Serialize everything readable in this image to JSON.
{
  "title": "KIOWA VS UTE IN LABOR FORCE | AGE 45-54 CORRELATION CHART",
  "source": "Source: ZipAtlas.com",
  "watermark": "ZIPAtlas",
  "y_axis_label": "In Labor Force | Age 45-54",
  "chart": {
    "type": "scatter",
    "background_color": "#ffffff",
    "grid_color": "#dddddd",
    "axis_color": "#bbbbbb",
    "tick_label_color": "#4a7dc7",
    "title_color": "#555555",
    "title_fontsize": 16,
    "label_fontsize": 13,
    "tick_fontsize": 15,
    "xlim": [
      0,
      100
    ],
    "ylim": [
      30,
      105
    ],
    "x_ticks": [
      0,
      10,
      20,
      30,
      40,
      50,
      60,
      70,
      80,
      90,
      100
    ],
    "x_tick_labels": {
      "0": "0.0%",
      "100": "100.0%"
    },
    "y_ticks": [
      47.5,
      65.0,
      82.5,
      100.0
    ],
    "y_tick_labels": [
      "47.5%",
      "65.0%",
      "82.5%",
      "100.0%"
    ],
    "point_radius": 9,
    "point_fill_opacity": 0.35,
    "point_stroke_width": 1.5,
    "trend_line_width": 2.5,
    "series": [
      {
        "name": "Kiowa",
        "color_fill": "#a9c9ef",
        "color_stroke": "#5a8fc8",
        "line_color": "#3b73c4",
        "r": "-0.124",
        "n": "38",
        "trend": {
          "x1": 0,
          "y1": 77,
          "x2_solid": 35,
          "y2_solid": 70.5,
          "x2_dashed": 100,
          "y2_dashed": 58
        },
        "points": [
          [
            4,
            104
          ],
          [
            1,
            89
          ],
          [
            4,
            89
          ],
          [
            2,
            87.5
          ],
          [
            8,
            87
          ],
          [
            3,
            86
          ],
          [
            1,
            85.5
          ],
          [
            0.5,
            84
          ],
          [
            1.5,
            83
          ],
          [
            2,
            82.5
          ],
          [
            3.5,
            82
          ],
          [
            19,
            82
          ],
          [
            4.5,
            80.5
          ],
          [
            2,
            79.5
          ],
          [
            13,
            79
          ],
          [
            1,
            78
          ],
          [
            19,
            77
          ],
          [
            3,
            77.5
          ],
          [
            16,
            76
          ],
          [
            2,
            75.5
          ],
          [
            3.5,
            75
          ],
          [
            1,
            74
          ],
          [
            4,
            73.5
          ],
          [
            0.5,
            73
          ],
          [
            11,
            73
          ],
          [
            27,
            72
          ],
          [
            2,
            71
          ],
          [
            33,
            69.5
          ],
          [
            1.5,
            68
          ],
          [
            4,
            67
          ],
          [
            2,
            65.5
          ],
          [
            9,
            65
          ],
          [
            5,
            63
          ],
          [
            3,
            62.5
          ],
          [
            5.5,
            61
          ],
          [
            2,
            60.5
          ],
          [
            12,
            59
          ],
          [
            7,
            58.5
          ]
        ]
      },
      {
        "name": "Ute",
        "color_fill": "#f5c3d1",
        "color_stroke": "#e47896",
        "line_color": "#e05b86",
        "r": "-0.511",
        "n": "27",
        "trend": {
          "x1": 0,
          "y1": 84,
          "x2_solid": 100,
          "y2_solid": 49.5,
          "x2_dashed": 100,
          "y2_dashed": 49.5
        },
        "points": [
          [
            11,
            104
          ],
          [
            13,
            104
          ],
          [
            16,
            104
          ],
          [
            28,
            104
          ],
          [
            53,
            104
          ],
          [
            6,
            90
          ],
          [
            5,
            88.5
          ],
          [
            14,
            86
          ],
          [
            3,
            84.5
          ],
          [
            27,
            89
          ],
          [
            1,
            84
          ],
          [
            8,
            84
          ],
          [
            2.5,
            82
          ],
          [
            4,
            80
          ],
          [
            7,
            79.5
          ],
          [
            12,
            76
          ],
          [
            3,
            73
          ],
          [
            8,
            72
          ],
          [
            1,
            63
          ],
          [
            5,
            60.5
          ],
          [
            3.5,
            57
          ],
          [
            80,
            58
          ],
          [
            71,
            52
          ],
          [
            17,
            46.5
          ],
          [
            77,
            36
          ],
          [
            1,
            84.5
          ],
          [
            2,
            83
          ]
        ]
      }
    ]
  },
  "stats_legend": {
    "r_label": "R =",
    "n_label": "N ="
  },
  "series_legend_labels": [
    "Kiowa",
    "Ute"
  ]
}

## TASK DIRECTIONS
Repeat the lines above exactly.

## SOLVED PROBLEM
Serialize everything readable in this image to JSON.
{
  "title": "KIOWA VS UTE IN LABOR FORCE | AGE 45-54 CORRELATION CHART",
  "source": "Source: ZipAtlas.com",
  "watermark": "ZIPAtlas",
  "y_axis_label": "In Labor Force | Age 45-54",
  "chart": {
    "type": "scatter",
    "background_color": "#ffffff",
    "grid_color": "#dddddd",
    "axis_color": "#bbbbbb",
    "tick_label_color": "#4a7dc7",
    "title_color": "#555555",
    "title_fontsize": 16,
    "label_fontsize": 13,
    "tick_fontsize": 15,
    "xlim": [
      0,
      100
    ],
    "ylim": [
      30,
      105
    ],
    "x_ticks": [
      0,
      10,
      20,
      30,
      40,
      50,
      60,
      70,
      80,
      90,
      100
    ],
    "x_tick_labels": {
      "0": "0.0%",
      "100": "100.0%"
    },
    "y_ticks": [
      47.5,
      65.0,
      82.5,
      100.0
    ],
    "y_tick_labels": [
      "47.5%",
      "65.0%",
      "82.5%",
      "100.0%"
    ],
    "point_radius": 9,
    "point_fill_opacity": 0.35,
    "point_stroke_width": 1.5,
    "trend_line_width": 2.5,
    "series": [
      {
        "name": "Kiowa",
        "color_fill": "#a9c9ef",
        "color_stroke": "#5a8fc8",
        "line_color": "#3b73c4",
        "r": "-0.124",
        "n": "38",
        "trend": {
          "x1": 0,
          "y1": 77,
          "x2_solid": 35,
          "y2_solid": 70.5,
          "x2_dashed": 100,
          "y2_dashed": 58
        },
        "points": [
          [
            4,
            104
          ],
          [
            1,
            89
          ],
          [
            4,
            89
          ],
          [
            2,
            87.5
          ],
          [
            8,
            87
          ],
          [
            3,
            86
          ],
          [
            1,
            85.5
          ],
          [
            0.5,
            84
          ],
          [
            1.5,
            83
          ],
          [
            2,
            82.5
          ],
          [
            3.5,
            82
          ],
          [
            19,
            82
          ],
          [
            4.5,
            80.5
          ],
          [
            2,
            79.5
          ],
          [
            13,
            79
          ],
          [
            1,
            78
          ],
          [
            19,
            77
          ],
          [
            3,
            77.5
          ],
          [
            16,
            76
          ],
          [
            2,
            75.5
          ],
          [
            3.5,
            75
          ],
          [
            1,
            74
          ],
          [
            4,
            73.5
          ],
          [
            0.5,
            73
          ],
          [
            11,
            73
          ],
          [
            27,
            72
          ],
          [
            2,
            71
          ],
          [
            33,
            69.5
          ],
          [
            1.5,
            68
          ],
          [
            4,
            67
          ],
          [
            2,
            65.5
          ],
          [
            9,
            65
          ],
          [
            5,
            63
          ],
          [
            3,
            62.5
          ],
          [
            5.5,
            61
          ],
          [
            2,
            60.5
          ],
          [
            12,
            59
          ],
          [
            7,
            58.5
          ]
        ]
      },
      {
        "name": "Ute",
        "color_fill": "#f5c3d1",
        "color_stroke": "#e47896",
        "line_color": "#e05b86",
        "r": "-0.511",
        "n": "27",
        "trend": {
          "x1": 0,
          "y1": 84,
          "x2_solid": 100,
          "y2_solid": 49.5,
          "x2_dashed": 100,
          "y2_dashed": 49.5
        },
        "points": [
          [
            11,
            104
          ],
          [
            13,
            104
          ],
          [
            16,
            104
          ],
          [
            28,
            104
          ],
          [
            53,
            104
          ],
          [
            6,
            90
          ],
          [
            5,
            88.5
          ],
          [
            14,
            86
          ],
          [
            3,
            84.5
          ],
          [
            27,
            89
          ],
          [
            1,
            84
          ],
          [
            8,
            84
          ],
          [
            2.5,
            82
          ],
          [
            4,
            80
          ],
          [
            7,
            79.5
          ],
          [
            12,
            76
          ],
          [
            3,
            73
          ],
          [
            8,
            72
          ],
          [
            1,
            63
          ],
          [
            5,
            60.5
          ],
          [
            3.5,
            57
          ],
          [
            80,
            58
          ],
          [
            71,
            52
          ],
          [
            17,
            46.5
          ],
          [
            77,
            36
          ],
          [
            1,
            84.5
          ],
          [
            2,
            83
          ]
        ]
      }
    ]
  },
  "stats_legend": {
    "r_label": "R =",
    "n_label": "N ="
  },
  "series_legend_labels": [
    "Kiowa",
    "Ute"
  ]
}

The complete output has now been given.